SHORT TASK: Every record should be written out exactly, please.

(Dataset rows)
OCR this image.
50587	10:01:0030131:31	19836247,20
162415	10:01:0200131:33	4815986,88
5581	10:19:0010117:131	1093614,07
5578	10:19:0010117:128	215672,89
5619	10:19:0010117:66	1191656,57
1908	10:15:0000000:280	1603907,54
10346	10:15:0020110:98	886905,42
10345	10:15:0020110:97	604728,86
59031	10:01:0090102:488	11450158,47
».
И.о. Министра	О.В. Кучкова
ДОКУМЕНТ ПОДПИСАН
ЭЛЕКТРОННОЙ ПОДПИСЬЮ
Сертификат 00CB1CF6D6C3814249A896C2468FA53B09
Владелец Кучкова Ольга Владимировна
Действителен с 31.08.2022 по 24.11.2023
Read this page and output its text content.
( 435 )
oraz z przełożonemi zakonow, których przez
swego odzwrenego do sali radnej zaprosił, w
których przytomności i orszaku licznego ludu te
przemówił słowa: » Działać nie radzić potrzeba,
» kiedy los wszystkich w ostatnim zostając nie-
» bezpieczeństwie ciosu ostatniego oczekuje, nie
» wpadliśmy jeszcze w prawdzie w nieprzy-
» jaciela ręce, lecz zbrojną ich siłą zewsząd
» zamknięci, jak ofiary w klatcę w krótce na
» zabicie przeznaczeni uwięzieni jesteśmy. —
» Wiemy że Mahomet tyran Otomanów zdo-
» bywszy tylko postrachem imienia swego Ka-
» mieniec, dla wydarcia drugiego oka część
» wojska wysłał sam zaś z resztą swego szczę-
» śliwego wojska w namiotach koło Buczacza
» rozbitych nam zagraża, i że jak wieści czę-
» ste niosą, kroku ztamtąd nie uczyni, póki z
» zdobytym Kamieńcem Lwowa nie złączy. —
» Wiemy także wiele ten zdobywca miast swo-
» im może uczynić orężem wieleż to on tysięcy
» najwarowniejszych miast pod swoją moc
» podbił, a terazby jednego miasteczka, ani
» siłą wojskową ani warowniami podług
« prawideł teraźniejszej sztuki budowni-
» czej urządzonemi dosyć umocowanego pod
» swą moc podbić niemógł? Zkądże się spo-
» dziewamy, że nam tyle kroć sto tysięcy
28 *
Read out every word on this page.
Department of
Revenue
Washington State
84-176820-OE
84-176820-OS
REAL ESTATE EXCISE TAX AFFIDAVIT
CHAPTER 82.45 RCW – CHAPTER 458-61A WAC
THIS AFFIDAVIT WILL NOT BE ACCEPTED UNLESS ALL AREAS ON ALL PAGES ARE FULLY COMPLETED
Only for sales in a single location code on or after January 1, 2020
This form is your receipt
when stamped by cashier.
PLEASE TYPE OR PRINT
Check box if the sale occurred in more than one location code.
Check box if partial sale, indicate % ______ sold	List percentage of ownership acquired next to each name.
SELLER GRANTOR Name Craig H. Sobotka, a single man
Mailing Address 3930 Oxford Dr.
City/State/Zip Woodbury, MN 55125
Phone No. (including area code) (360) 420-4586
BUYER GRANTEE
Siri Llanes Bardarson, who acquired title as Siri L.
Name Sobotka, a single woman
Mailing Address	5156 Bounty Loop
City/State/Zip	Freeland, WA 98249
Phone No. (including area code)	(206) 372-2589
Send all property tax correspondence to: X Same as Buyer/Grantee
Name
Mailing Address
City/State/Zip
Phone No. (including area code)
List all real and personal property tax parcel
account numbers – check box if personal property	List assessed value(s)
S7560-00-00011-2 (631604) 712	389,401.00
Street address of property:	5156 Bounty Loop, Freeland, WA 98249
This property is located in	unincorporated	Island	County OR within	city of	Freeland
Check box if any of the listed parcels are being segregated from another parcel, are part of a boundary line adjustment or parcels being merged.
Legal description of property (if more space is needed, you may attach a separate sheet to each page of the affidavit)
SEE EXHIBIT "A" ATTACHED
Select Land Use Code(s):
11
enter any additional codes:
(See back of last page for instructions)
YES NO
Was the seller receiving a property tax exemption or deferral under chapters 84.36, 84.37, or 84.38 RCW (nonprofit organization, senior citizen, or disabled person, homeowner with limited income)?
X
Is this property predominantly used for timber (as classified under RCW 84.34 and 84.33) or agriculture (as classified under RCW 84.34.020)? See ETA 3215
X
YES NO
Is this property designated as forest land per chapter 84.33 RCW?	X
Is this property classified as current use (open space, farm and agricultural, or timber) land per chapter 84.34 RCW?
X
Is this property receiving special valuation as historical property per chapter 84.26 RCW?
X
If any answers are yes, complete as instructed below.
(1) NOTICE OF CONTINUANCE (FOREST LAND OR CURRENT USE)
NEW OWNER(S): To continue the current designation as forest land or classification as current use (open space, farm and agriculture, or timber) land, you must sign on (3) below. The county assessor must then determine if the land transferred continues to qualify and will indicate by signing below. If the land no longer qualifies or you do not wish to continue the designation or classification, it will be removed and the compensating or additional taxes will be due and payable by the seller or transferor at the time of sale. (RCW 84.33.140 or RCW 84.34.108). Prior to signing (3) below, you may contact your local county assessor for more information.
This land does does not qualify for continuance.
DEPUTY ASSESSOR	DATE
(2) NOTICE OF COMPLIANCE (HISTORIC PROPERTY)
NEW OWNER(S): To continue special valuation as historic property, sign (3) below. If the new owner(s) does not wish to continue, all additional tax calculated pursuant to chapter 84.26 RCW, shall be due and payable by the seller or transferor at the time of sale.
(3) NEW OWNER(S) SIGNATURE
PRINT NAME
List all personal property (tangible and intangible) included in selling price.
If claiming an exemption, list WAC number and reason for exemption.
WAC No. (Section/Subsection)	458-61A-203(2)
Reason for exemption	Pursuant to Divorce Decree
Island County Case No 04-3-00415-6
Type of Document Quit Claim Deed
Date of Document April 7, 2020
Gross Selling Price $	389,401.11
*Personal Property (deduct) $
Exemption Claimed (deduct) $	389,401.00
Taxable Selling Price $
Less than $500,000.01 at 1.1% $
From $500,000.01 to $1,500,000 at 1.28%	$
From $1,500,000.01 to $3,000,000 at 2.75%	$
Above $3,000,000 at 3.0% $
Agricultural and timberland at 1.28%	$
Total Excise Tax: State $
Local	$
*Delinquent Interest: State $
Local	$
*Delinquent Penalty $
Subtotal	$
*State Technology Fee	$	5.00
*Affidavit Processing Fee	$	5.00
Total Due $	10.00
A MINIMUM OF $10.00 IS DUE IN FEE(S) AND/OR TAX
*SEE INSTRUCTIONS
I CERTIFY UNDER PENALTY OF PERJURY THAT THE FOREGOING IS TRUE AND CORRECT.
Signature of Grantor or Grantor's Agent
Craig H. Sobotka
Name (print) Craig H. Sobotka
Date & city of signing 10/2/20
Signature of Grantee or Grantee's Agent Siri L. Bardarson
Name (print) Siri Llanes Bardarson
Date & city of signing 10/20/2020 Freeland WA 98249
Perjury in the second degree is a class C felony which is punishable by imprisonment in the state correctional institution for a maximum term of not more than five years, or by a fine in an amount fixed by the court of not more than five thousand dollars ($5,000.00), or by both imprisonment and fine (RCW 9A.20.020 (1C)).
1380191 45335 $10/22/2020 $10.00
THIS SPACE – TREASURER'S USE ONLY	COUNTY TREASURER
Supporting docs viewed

EXERCISE ANSWER:
OCR this image.
50587	10:01:0030131:31	19836247,20
162415	10:01:0200131:33	4815986,88
5581	10:19:0010117:131	1093614,07
5578	10:19:0010117:128	215672,89
5619	10:19:0010117:66	1191656,57
1908	10:15:0000000:280	1603907,54
10346	10:15:0020110:98	886905,42
10345	10:15:0020110:97	604728,86
59031	10:01:0090102:488	11450158,47
».
И.о. Министра	О.В. Кучкова
ДОКУМЕНТ ПОДПИСАН
ЭЛЕКТРОННОЙ ПОДПИСЬЮ
Сертификат 00CB1CF6D6C3814249A896C2468FA53B09
Владелец Кучкова Ольга Владимировна
Действителен с 31.08.2022 по 24.11.2023
Read this page and output its text content.
( 435 )
oraz z przełożonemi zakonow, których przez
swego odzwrenego do sali radnej zaprosił, w
których przytomności i orszaku licznego ludu te
przemówił słowa: » Działać nie radzić potrzeba,
» kiedy los wszystkich w ostatnim zostając nie-
» bezpieczeństwie ciosu ostatniego oczekuje, nie
» wpadliśmy jeszcze w prawdzie w nieprzy-
» jaciela ręce, lecz zbrojną ich siłą zewsząd
» zamknięci, jak ofiary w klatcę w krótce na
» zabicie przeznaczeni uwięzieni jesteśmy. —
» Wiemy że Mahomet tyran Otomanów zdo-
» bywszy tylko postrachem imienia swego Ka-
» mieniec, dla wydarcia drugiego oka część
» wojska wysłał sam zaś z resztą swego szczę-
» śliwego wojska w namiotach koło Buczacza
» rozbitych nam zagraża, i że jak wieści czę-
» ste niosą, kroku ztamtąd nie uczyni, póki z
» zdobytym Kamieńcem Lwowa nie złączy. —
» Wiemy także wiele ten zdobywca miast swo-
» im może uczynić orężem wieleż to on tysięcy
» najwarowniejszych miast pod swoją moc
» podbił, a terazby jednego miasteczka, ani
» siłą wojskową ani warowniami podług
« prawideł teraźniejszej sztuki budowni-
» czej urządzonemi dosyć umocowanego pod
» swą moc podbić niemógł? Zkądże się spo-
» dziewamy, że nam tyle kroć sto tysięcy
28 *
Read out every word on this page.
Department of
Revenue
Washington State
84-176820-OE
84-176820-OS
REAL ESTATE EXCISE TAX AFFIDAVIT
CHAPTER 82.45 RCW – CHAPTER 458-61A WAC
THIS AFFIDAVIT WILL NOT BE ACCEPTED UNLESS ALL AREAS ON ALL PAGES ARE FULLY COMPLETED
Only for sales in a single location code on or after January 1, 2020
This form is your receipt
when stamped by cashier.
PLEASE TYPE OR PRINT
Check box if the sale occurred in more than one location code.
Check box if partial sale, indicate % ______ sold	List percentage of ownership acquired next to each name.
SELLER GRANTOR Name Craig H. Sobotka, a single man
Mailing Address 3930 Oxford Dr.
City/State/Zip Woodbury, MN 55125
Phone No. (including area code) (360) 420-4586
BUYER GRANTEE
Siri Llanes Bardarson, who acquired title as Siri L.
Name Sobotka, a single woman
Mailing Address	5156 Bounty Loop
City/State/Zip	Freeland, WA 98249
Phone No. (including area code)	(206) 372-2589
Send all property tax correspondence to: X Same as Buyer/Grantee
Name
Mailing Address
City/State/Zip
Phone No. (including area code)
List all real and personal property tax parcel
account numbers – check box if personal property	List assessed value(s)
S7560-00-00011-2 (631604) 712	389,401.00
Street address of property:	5156 Bounty Loop, Freeland, WA 98249
This property is located in	unincorporated	Island	County OR within	city of	Freeland
Check box if any of the listed parcels are being segregated from another parcel, are part of a boundary line adjustment or parcels being merged.
Legal description of property (if more space is needed, you may attach a separate sheet to each page of the affidavit)
SEE EXHIBIT "A" ATTACHED
Select Land Use Code(s):
11
enter any additional codes:
(See back of last page for instructions)
YES NO
Was the seller receiving a property tax exemption or deferral under chapters 84.36, 84.37, or 84.38 RCW (nonprofit organization, senior citizen, or disabled person, homeowner with limited income)?
X
Is this property predominantly used for timber (as classified under RCW 84.34 and 84.33) or agriculture (as classified under RCW 84.34.020)? See ETA 3215
X
YES NO
Is this property designated as forest land per chapter 84.33 RCW?	X
Is this property classified as current use (open space, farm and agricultural, or timber) land per chapter 84.34 RCW?
X
Is this property receiving special valuation as historical property per chapter 84.26 RCW?
X
If any answers are yes, complete as instructed below.
(1) NOTICE OF CONTINUANCE (FOREST LAND OR CURRENT USE)
NEW OWNER(S): To continue the current designation as forest land or classification as current use (open space, farm and agriculture, or timber) land, you must sign on (3) below. The county assessor must then determine if the land transferred continues to qualify and will indicate by signing below. If the land no longer qualifies or you do not wish to continue the designation or classification, it will be removed and the compensating or additional taxes will be due and payable by the seller or transferor at the time of sale. (RCW 84.33.140 or RCW 84.34.108). Prior to signing (3) below, you may contact your local county assessor for more information.
This land does does not qualify for continuance.
DEPUTY ASSESSOR	DATE
(2) NOTICE OF COMPLIANCE (HISTORIC PROPERTY)
NEW OWNER(S): To continue special valuation as historic property, sign (3) below. If the new owner(s) does not wish to continue, all additional tax calculated pursuant to chapter 84.26 RCW, shall be due and payable by the seller or transferor at the time of sale.
(3) NEW OWNER(S) SIGNATURE
PRINT NAME
List all personal property (tangible and intangible) included in selling price.
If claiming an exemption, list WAC number and reason for exemption.
WAC No. (Section/Subsection)	458-61A-203(2)
Reason for exemption	Pursuant to Divorce Decree
Island County Case No 04-3-00415-6
Type of Document Quit Claim Deed
Date of Document April 7, 2020
Gross Selling Price $	389,401.11
*Personal Property (deduct) $
Exemption Claimed (deduct) $	389,401.00
Taxable Selling Price $
Less than $500,000.01 at 1.1% $
From $500,000.01 to $1,500,000 at 1.28%	$
From $1,500,000.01 to $3,000,000 at 2.75%	$
Above $3,000,000 at 3.0% $
Agricultural and timberland at 1.28%	$
Total Excise Tax: State $
Local	$
*Delinquent Interest: State $
Local	$
*Delinquent Penalty $
Subtotal	$
*State Technology Fee	$	5.00
*Affidavit Processing Fee	$	5.00
Total Due $	10.00
A MINIMUM OF $10.00 IS DUE IN FEE(S) AND/OR TAX
*SEE INSTRUCTIONS
I CERTIFY UNDER PENALTY OF PERJURY THAT THE FOREGOING IS TRUE AND CORRECT.
Signature of Grantor or Grantor's Agent
Craig H. Sobotka
Name (print) Craig H. Sobotka
Date & city of signing 10/2/20
Signature of Grantee or Grantee's Agent Siri L. Bardarson
Name (print) Siri Llanes Bardarson
Date & city of signing 10/20/2020 Freeland WA 98249
Perjury in the second degree is a class C felony which is punishable by imprisonment in the state correctional institution for a maximum term of not more than five years, or by a fine in an amount fixed by the court of not more than five thousand dollars ($5,000.00), or by both imprisonment and fine (RCW 9A.20.020 (1C)).
1380191 45335 $10/22/2020 $10.00
THIS SPACE – TREASURER'S USE ONLY	COUNTY TREASURER
Supporting docs viewed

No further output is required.